* TASK INSTRUCTIONS *
Retype the entries from the start through the line containing "- react-label: React: [672, 1012, 704, 1026]", both ends included, with every character unchanged.

__________________________________________________

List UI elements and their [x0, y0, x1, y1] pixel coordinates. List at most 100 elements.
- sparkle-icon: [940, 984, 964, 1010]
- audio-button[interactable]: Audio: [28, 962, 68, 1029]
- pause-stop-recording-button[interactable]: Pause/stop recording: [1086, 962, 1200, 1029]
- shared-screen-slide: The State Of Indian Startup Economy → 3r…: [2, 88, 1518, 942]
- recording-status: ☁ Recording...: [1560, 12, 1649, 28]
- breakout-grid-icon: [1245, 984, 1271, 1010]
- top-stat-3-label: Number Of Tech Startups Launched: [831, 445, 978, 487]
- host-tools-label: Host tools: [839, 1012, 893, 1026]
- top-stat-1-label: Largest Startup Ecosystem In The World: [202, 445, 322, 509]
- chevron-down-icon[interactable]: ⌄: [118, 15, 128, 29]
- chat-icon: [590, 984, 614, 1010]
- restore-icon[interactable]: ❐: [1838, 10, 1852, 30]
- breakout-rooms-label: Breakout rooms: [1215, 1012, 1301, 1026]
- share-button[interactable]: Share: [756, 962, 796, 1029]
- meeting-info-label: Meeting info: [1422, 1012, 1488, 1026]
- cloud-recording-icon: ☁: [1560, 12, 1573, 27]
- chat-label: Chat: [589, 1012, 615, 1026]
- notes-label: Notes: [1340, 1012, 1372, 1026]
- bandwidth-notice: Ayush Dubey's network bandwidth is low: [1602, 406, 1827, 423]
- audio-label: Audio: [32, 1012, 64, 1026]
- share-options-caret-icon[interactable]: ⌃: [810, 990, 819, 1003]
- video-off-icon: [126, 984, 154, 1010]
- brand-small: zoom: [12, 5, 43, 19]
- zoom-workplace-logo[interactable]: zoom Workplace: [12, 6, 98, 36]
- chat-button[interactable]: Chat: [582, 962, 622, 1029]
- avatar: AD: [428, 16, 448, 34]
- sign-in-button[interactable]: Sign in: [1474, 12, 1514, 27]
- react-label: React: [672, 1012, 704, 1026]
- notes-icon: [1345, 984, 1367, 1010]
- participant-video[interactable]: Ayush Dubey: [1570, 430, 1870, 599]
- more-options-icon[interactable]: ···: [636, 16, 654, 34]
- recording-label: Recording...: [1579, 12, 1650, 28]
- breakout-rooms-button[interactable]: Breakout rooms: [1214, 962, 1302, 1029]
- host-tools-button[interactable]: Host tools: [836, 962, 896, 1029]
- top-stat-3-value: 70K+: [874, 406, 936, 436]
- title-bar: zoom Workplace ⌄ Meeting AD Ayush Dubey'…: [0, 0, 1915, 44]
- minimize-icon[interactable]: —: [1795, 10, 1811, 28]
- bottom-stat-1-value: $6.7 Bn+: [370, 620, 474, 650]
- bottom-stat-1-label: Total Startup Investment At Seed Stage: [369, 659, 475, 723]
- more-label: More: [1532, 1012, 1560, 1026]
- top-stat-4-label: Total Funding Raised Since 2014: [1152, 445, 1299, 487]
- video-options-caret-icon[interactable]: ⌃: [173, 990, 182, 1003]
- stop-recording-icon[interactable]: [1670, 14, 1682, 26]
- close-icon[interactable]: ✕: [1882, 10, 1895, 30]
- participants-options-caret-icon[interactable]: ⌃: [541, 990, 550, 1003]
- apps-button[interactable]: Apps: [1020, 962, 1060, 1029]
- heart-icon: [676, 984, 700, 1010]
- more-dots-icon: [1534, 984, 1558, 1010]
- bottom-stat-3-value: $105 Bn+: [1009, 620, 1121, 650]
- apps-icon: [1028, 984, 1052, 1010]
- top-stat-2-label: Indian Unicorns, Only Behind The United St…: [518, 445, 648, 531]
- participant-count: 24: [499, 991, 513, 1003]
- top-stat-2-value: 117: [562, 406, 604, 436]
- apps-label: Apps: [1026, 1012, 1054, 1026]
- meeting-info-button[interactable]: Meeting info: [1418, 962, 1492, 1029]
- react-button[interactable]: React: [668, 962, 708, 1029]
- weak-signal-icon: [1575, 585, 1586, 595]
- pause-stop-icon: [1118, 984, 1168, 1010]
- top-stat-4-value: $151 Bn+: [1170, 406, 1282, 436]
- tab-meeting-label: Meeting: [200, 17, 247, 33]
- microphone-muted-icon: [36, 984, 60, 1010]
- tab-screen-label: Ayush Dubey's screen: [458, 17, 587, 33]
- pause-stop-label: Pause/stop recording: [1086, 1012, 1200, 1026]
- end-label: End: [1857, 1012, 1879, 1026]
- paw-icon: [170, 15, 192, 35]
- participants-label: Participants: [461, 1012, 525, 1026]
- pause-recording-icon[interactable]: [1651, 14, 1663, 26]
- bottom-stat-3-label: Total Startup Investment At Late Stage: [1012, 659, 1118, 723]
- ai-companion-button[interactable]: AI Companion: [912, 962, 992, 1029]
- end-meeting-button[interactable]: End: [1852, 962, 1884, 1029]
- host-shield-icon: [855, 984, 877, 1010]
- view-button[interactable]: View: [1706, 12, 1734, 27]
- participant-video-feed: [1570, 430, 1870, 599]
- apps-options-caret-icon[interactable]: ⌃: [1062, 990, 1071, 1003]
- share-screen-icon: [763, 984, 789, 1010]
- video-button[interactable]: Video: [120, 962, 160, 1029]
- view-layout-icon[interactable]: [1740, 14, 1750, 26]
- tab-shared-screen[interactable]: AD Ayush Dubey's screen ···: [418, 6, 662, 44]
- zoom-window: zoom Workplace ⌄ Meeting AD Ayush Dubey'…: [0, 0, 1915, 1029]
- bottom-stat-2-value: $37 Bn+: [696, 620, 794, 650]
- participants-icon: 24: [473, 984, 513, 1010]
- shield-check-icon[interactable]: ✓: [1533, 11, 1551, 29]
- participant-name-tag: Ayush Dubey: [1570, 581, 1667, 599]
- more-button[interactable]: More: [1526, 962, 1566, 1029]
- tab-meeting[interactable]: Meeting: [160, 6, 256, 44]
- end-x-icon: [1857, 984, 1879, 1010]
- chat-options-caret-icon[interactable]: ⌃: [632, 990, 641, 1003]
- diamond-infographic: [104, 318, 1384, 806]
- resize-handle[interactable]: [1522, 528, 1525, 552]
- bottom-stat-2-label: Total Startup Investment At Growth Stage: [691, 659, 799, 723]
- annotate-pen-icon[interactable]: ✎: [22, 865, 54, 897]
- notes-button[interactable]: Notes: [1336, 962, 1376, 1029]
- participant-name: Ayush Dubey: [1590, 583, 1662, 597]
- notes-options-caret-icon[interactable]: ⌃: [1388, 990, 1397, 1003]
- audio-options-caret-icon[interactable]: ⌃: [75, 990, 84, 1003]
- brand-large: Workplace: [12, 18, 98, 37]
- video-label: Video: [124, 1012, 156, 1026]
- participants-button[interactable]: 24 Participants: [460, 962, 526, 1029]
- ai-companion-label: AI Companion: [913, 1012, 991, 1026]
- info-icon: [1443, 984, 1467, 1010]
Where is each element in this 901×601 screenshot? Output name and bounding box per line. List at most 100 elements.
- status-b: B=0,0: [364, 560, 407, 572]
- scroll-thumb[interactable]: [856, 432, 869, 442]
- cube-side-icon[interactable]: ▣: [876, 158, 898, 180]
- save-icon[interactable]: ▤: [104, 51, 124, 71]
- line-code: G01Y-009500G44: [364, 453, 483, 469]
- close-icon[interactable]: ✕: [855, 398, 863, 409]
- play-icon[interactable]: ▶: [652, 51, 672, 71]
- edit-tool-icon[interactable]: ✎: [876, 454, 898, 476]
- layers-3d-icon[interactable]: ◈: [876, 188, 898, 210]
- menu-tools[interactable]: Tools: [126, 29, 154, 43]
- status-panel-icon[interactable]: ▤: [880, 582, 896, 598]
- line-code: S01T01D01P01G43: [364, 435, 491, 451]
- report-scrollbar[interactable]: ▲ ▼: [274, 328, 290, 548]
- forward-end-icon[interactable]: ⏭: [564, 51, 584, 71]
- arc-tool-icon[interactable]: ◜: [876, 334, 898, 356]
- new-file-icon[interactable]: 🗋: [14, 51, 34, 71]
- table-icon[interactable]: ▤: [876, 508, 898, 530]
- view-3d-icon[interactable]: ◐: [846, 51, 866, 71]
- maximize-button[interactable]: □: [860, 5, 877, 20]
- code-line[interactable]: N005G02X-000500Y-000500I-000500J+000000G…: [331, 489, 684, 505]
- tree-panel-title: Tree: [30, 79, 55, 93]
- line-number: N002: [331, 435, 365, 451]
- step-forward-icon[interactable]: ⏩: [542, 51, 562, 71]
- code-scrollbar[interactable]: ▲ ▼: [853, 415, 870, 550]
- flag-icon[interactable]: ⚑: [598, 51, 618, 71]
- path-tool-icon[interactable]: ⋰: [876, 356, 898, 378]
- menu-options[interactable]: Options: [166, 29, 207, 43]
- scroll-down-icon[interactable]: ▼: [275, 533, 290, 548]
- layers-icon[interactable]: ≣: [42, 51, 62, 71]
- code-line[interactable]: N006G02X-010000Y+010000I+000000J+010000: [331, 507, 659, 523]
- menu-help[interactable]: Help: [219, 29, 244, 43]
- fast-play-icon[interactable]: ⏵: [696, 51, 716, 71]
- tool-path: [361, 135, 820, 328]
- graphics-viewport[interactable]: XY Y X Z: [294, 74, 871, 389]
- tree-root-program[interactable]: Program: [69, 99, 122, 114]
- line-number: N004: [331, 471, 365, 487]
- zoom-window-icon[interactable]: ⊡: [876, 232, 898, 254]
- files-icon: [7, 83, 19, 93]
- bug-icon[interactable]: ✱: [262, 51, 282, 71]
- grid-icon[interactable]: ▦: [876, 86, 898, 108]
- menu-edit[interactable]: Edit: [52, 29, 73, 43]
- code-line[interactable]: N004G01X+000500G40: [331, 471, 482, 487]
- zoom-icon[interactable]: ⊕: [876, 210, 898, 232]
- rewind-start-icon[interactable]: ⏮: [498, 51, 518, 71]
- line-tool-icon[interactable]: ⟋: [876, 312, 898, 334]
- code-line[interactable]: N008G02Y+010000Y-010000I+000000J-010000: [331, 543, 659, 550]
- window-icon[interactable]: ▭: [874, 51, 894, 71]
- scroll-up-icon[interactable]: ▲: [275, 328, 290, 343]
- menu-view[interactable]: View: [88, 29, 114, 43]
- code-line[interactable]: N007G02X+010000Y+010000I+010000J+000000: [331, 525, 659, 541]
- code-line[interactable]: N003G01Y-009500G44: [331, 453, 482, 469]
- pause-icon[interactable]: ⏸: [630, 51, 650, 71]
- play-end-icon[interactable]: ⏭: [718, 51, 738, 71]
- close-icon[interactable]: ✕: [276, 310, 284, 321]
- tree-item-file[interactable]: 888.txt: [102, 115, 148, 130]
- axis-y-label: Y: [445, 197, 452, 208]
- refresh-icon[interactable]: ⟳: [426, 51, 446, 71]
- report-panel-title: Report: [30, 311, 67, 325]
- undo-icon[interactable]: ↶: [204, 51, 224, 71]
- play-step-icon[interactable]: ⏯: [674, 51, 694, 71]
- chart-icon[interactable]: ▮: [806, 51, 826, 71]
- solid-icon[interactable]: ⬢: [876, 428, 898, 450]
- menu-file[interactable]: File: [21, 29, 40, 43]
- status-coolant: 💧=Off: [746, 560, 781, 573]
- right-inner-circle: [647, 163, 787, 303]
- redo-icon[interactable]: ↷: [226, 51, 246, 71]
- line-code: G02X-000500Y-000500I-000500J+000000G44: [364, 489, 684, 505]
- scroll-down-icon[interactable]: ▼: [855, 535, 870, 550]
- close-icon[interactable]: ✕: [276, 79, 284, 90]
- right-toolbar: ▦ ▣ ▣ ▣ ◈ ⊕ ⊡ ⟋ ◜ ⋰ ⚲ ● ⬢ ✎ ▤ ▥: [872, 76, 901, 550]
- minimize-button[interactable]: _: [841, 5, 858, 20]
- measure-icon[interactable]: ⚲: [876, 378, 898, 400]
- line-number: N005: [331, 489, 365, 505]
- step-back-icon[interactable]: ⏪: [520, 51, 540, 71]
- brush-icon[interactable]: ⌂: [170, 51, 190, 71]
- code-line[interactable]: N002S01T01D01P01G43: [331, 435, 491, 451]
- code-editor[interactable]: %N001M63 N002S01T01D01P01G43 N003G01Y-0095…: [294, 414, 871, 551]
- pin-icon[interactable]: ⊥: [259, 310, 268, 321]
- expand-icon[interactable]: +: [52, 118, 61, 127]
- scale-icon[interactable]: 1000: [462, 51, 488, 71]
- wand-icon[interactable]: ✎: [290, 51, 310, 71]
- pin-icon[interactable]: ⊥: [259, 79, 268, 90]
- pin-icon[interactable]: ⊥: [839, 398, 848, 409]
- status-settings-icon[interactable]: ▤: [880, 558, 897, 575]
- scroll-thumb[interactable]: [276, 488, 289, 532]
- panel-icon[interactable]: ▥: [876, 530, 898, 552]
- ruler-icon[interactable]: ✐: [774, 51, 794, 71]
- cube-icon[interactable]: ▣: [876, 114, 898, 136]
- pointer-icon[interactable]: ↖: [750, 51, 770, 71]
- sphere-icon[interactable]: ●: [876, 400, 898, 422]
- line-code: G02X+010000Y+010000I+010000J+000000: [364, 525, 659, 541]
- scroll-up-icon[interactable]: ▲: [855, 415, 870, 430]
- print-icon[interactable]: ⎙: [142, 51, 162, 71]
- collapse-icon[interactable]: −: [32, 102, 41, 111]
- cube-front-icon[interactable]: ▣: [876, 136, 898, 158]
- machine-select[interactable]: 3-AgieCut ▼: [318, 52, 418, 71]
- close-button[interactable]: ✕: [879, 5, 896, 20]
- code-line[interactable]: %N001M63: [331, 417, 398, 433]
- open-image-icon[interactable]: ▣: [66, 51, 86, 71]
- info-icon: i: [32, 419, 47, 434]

__________________________________________________

* PROBLEM SOLUTION *
List UI elements and their [x0, y0, x1, y1] pixel coordinates. List at most 100 elements.
- sparkle-icon: [940, 984, 964, 1010]
- audio-button[interactable]: Audio: [28, 962, 68, 1029]
- pause-stop-recording-button[interactable]: Pause/stop recording: [1086, 962, 1200, 1029]
- shared-screen-slide: The State Of Indian Startup Economy → 3r…: [2, 88, 1518, 942]
- recording-status: ☁ Recording...: [1560, 12, 1649, 28]
- breakout-grid-icon: [1245, 984, 1271, 1010]
- top-stat-3-label: Number Of Tech Startups Launched: [831, 445, 978, 487]
- host-tools-label: Host tools: [839, 1012, 893, 1026]
- top-stat-1-label: Largest Startup Ecosystem In The World: [202, 445, 322, 509]
- chevron-down-icon[interactable]: ⌄: [118, 15, 128, 29]
- chat-icon: [590, 984, 614, 1010]
- restore-icon[interactable]: ❐: [1838, 10, 1852, 30]
- breakout-rooms-label: Breakout rooms: [1215, 1012, 1301, 1026]
- share-button[interactable]: Share: [756, 962, 796, 1029]
- meeting-info-label: Meeting info: [1422, 1012, 1488, 1026]
- cloud-recording-icon: ☁: [1560, 12, 1573, 27]
- chat-label: Chat: [589, 1012, 615, 1026]
- notes-label: Notes: [1340, 1012, 1372, 1026]
- bandwidth-notice: Ayush Dubey's network bandwidth is low: [1602, 406, 1827, 423]
- audio-label: Audio: [32, 1012, 64, 1026]
- share-options-caret-icon[interactable]: ⌃: [810, 990, 819, 1003]
- video-off-icon: [126, 984, 154, 1010]
- brand-small: zoom: [12, 5, 43, 19]
- zoom-workplace-logo[interactable]: zoom Workplace: [12, 6, 98, 36]
- chat-button[interactable]: Chat: [582, 962, 622, 1029]
- avatar: AD: [428, 16, 448, 34]
- sign-in-button[interactable]: Sign in: [1474, 12, 1514, 27]
- react-label: React: [672, 1012, 704, 1026]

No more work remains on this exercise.